TASK PROMPT =
Search the material for the word "content" and copy each line that holds it.

SOURCE DATA =

.....

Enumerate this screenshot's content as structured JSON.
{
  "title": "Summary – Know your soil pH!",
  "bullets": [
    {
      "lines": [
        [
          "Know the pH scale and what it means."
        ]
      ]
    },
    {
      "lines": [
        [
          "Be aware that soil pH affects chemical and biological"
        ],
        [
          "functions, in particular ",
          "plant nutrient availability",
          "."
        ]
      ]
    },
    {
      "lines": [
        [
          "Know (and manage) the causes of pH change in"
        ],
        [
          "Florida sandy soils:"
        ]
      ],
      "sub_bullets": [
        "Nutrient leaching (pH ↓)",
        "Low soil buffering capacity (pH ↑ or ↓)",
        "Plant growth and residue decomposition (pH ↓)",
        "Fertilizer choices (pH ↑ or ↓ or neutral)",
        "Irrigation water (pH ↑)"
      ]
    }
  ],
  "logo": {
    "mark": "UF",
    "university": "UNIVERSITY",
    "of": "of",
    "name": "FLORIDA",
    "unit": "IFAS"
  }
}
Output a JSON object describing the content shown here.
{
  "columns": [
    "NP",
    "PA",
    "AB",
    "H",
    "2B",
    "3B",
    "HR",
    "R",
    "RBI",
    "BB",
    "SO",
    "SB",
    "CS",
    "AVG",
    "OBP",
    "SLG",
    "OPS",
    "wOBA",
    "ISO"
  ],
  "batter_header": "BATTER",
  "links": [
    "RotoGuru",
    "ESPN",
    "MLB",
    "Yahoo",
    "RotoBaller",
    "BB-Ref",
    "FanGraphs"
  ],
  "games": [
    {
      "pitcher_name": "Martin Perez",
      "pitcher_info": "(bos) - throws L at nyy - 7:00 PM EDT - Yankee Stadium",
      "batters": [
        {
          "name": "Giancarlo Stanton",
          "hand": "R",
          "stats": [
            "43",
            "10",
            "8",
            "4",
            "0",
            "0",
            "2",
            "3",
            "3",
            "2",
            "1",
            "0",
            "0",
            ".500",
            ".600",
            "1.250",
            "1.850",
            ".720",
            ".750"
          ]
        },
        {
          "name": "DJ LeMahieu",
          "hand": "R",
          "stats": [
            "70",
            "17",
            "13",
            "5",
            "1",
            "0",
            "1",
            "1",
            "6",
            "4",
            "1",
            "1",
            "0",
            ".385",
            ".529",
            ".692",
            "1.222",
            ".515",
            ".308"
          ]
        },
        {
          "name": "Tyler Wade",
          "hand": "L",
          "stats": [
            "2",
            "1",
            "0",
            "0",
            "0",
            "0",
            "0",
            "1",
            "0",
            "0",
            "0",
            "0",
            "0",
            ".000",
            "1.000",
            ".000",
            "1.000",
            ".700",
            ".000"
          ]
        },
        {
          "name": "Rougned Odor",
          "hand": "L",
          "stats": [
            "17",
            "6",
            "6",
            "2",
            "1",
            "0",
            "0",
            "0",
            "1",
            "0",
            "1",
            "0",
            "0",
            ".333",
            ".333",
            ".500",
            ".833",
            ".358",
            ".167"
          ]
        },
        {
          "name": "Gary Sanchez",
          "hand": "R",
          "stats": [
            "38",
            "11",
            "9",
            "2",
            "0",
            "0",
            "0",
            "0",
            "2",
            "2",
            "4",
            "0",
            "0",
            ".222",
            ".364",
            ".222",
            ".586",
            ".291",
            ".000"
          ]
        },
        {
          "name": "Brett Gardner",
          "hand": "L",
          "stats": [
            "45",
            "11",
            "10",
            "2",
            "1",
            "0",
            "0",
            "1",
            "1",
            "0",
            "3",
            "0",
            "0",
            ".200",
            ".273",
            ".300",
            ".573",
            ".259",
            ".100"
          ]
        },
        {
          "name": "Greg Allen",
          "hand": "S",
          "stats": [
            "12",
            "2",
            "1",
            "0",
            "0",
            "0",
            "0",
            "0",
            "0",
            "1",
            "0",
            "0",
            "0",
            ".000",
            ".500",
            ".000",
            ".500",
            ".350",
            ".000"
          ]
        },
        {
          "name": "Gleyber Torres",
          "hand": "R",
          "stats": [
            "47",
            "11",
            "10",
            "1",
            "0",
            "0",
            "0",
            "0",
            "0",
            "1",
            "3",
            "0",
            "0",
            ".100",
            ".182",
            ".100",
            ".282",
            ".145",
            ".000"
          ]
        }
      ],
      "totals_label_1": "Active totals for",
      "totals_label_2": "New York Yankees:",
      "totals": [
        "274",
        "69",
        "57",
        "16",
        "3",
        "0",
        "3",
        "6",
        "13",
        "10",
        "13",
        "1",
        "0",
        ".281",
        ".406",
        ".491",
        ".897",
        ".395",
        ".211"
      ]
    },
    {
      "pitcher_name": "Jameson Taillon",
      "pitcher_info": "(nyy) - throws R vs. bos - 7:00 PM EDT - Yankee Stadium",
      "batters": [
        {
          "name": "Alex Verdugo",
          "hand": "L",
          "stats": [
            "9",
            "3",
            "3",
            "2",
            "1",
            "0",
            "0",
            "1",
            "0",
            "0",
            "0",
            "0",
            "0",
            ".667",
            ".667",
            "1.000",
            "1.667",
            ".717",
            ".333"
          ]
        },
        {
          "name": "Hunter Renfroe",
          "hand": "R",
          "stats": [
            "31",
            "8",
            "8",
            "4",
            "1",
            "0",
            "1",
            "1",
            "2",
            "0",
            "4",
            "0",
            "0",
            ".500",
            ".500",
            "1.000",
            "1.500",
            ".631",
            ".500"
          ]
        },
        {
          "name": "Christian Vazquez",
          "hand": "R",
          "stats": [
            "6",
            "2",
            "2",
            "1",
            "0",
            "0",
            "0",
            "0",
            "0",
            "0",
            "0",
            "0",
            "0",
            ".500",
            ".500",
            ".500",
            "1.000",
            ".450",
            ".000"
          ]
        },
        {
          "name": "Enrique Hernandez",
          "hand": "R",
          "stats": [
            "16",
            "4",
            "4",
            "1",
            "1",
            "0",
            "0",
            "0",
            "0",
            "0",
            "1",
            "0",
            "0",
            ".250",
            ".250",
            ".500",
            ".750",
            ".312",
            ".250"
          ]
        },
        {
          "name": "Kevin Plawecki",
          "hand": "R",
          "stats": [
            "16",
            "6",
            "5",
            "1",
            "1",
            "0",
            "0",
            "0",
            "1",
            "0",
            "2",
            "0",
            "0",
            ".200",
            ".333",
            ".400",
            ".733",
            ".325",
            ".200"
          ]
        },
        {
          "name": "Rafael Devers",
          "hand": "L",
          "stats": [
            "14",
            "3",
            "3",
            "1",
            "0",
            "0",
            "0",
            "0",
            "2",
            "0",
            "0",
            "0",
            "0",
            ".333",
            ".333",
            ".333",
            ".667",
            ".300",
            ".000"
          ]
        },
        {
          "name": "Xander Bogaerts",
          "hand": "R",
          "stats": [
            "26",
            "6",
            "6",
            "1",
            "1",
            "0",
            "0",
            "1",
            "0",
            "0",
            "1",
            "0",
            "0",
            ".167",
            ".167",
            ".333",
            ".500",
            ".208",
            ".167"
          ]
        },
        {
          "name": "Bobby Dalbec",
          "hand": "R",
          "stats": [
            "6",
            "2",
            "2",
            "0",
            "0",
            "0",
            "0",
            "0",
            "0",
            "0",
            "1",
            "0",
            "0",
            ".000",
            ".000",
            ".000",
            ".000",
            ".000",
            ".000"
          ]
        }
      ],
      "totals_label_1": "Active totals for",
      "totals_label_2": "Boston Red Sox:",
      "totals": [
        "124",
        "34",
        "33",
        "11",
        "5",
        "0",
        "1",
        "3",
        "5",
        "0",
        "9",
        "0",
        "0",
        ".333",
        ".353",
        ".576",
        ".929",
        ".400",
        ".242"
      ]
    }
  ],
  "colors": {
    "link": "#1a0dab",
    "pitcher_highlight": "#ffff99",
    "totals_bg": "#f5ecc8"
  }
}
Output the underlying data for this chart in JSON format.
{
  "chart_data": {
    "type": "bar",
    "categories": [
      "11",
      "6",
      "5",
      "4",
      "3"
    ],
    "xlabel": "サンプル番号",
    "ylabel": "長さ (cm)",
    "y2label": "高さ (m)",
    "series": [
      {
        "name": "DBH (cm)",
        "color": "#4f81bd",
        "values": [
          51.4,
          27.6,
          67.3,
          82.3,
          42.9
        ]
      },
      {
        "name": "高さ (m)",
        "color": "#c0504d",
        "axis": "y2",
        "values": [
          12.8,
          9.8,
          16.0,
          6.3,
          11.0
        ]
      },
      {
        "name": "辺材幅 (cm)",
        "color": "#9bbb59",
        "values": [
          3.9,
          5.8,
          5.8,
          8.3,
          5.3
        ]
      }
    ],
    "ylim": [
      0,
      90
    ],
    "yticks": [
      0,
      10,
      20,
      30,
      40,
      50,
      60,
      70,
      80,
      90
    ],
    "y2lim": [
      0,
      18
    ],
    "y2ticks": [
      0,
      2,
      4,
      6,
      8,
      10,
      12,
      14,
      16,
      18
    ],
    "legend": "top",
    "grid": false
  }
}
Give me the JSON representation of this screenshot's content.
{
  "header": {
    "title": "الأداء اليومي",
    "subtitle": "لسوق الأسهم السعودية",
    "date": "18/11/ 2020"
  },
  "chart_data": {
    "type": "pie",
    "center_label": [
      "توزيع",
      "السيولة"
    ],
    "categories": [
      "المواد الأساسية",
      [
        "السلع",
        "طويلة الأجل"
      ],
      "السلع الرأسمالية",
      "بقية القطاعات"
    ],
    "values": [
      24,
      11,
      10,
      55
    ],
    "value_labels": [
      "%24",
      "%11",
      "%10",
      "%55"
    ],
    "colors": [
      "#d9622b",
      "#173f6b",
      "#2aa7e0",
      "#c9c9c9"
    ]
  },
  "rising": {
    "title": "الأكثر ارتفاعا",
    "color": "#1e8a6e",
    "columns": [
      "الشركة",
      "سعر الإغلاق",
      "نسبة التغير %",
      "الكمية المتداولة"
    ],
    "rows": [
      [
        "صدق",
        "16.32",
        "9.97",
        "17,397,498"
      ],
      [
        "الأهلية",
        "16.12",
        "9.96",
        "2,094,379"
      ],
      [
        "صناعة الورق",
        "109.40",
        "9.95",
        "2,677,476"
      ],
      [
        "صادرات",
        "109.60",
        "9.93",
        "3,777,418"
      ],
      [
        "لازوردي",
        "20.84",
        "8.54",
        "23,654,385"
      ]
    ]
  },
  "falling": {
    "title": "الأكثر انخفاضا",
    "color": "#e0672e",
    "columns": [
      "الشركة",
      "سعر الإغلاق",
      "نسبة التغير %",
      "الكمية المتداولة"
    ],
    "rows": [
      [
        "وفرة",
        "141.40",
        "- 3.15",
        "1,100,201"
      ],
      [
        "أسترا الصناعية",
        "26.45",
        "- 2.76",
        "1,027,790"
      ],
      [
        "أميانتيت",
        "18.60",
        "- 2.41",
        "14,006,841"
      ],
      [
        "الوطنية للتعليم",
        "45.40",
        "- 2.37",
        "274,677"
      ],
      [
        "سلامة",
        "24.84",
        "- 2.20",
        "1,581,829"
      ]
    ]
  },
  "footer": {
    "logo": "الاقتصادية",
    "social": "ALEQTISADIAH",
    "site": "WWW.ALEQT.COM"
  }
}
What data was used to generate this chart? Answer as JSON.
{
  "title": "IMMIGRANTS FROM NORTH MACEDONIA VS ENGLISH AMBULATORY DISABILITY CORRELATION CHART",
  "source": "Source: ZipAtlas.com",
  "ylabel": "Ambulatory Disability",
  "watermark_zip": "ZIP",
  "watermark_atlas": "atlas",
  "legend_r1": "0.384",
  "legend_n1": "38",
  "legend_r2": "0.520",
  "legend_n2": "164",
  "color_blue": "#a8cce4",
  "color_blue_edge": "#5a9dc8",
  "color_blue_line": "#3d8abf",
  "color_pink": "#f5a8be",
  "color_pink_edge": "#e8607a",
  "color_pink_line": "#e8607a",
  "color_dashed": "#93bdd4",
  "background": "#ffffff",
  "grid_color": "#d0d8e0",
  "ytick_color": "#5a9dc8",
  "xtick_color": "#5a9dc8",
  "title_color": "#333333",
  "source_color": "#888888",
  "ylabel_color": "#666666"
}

.....

RESULT OF THIS TASK =
Enumerate this screenshot's content as structured JSON.
Output a JSON object describing the content shown here.
Give me the JSON representation of this screenshot's content.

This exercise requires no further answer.